Set exercise. Return the count of lines that hold the string "meta", with no other words.

Information given start

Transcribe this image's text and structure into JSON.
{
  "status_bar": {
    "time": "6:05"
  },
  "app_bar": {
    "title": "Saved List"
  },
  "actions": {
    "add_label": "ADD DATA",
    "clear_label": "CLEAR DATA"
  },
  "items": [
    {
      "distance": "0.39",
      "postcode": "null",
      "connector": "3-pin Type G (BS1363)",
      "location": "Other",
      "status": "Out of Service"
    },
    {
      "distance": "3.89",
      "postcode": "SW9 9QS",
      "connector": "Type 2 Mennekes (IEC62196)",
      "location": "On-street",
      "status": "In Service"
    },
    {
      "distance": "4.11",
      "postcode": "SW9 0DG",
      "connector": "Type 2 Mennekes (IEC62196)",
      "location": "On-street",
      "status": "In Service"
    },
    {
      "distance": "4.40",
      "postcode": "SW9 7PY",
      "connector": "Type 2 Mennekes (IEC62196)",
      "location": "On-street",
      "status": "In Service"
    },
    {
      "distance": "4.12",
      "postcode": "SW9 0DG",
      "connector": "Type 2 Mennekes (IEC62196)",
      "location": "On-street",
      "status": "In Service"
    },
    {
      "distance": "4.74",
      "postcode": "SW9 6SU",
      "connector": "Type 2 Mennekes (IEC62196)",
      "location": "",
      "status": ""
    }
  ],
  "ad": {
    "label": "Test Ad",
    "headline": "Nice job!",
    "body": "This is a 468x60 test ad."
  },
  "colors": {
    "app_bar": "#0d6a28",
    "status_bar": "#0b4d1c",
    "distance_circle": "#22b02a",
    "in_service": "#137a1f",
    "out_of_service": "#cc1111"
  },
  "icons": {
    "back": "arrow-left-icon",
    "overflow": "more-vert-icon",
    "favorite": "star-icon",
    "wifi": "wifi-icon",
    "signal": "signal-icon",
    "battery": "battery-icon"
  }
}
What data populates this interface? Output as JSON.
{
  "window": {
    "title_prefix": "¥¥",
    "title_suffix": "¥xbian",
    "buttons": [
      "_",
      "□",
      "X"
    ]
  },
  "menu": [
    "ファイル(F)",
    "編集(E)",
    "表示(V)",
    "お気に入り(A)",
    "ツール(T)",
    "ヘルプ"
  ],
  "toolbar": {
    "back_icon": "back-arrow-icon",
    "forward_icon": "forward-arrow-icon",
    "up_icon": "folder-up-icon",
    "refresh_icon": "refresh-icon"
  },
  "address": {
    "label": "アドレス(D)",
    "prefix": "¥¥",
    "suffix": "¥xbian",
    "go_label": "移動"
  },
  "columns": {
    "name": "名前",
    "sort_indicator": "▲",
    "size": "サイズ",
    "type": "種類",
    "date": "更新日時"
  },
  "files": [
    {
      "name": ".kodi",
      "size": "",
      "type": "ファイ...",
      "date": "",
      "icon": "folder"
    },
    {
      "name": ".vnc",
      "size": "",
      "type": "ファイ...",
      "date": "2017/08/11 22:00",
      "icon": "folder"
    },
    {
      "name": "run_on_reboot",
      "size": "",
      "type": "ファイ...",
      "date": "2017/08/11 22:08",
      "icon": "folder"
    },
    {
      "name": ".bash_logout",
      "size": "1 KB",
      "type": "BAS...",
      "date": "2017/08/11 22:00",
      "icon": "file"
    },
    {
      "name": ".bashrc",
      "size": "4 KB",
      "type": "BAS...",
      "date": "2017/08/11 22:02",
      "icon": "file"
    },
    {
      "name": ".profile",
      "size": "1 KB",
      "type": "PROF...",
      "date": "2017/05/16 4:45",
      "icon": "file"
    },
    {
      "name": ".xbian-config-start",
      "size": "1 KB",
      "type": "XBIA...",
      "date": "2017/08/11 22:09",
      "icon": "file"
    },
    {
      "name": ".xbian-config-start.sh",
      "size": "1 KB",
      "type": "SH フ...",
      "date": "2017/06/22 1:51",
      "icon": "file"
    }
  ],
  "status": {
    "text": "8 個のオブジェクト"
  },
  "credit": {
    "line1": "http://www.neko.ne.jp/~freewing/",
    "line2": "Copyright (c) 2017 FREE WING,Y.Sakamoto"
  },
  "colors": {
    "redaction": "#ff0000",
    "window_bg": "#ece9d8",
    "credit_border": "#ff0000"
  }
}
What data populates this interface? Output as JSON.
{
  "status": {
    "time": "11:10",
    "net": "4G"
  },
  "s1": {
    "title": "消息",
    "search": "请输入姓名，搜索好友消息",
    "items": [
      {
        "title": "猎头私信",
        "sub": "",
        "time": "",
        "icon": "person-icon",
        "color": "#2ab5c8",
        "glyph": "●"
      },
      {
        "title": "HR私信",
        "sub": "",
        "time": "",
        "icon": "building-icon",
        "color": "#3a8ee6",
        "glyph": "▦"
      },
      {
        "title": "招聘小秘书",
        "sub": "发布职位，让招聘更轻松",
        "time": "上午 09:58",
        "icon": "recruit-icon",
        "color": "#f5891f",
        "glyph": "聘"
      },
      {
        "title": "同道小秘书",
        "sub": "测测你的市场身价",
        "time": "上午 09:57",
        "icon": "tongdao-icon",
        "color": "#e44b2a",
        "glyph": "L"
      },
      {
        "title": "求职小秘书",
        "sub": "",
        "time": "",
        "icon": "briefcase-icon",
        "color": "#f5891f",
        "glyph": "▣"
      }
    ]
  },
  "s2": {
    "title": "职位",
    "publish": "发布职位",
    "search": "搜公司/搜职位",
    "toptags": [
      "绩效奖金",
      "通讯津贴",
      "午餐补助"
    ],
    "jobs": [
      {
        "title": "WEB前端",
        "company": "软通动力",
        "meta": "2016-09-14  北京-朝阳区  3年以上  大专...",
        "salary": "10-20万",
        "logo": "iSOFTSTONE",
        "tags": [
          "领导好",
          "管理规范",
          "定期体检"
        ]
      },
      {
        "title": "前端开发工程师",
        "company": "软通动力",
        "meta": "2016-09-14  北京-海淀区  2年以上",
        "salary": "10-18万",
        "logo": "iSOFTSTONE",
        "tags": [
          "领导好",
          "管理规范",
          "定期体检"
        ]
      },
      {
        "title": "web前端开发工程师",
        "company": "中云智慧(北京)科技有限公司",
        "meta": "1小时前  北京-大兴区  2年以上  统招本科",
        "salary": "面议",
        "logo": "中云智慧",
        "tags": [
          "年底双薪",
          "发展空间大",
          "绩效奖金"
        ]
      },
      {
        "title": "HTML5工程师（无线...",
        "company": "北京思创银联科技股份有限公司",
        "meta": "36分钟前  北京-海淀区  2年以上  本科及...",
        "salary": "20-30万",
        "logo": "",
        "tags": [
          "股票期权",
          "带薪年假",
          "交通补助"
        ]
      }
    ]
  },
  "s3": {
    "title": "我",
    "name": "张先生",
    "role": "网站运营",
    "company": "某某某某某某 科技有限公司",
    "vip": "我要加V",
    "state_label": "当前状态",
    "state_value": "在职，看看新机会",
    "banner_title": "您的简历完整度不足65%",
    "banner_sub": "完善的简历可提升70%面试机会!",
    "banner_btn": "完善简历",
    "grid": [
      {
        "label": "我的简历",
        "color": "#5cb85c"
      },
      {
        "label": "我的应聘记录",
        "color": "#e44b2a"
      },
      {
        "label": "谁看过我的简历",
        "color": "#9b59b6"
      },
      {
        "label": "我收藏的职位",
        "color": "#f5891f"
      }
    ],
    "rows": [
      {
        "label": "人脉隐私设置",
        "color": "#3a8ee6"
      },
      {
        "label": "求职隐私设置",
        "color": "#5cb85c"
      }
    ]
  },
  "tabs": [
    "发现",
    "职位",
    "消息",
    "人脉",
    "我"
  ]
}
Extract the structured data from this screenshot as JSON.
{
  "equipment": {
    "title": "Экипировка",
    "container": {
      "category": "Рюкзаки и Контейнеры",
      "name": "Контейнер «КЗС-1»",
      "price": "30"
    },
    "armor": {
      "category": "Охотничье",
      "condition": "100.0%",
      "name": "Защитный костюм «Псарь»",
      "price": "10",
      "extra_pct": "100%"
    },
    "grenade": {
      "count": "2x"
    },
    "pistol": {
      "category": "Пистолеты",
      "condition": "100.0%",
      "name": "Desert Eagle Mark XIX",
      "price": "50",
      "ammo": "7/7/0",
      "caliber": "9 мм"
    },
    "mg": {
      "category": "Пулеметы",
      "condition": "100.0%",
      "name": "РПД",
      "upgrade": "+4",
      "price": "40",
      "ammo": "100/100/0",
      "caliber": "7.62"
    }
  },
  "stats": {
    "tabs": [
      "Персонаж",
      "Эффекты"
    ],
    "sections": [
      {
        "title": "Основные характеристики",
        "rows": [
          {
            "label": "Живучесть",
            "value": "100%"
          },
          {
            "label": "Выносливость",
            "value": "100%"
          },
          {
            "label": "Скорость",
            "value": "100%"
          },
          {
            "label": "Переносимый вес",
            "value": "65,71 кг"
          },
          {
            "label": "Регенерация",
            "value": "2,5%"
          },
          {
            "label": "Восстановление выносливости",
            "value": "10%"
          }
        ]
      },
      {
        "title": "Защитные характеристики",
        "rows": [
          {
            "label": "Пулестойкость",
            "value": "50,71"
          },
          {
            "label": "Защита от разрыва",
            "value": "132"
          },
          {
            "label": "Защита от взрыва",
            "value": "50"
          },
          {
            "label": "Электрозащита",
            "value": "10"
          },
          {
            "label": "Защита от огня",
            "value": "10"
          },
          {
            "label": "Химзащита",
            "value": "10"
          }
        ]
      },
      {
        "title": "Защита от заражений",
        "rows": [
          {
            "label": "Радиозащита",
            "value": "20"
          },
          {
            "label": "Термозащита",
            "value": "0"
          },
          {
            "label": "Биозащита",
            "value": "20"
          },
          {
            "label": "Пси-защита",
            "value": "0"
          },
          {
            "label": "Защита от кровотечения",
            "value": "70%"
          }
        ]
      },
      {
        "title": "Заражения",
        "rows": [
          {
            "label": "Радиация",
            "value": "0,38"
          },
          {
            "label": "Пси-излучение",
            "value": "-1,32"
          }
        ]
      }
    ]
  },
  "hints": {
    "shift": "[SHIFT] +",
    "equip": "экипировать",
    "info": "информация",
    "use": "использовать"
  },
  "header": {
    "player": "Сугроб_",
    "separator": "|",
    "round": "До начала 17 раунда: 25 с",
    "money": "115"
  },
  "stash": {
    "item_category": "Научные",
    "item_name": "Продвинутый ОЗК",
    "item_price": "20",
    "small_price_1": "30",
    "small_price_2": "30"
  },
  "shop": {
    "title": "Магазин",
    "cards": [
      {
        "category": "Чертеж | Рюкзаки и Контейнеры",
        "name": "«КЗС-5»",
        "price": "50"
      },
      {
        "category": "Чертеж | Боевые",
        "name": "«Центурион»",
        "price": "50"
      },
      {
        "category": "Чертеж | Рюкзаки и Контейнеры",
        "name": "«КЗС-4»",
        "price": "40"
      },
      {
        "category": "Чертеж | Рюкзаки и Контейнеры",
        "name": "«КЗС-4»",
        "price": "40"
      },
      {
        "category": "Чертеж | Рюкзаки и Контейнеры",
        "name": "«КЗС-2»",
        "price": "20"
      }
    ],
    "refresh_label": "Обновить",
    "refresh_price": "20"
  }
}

Information given end

Reply to the task. 4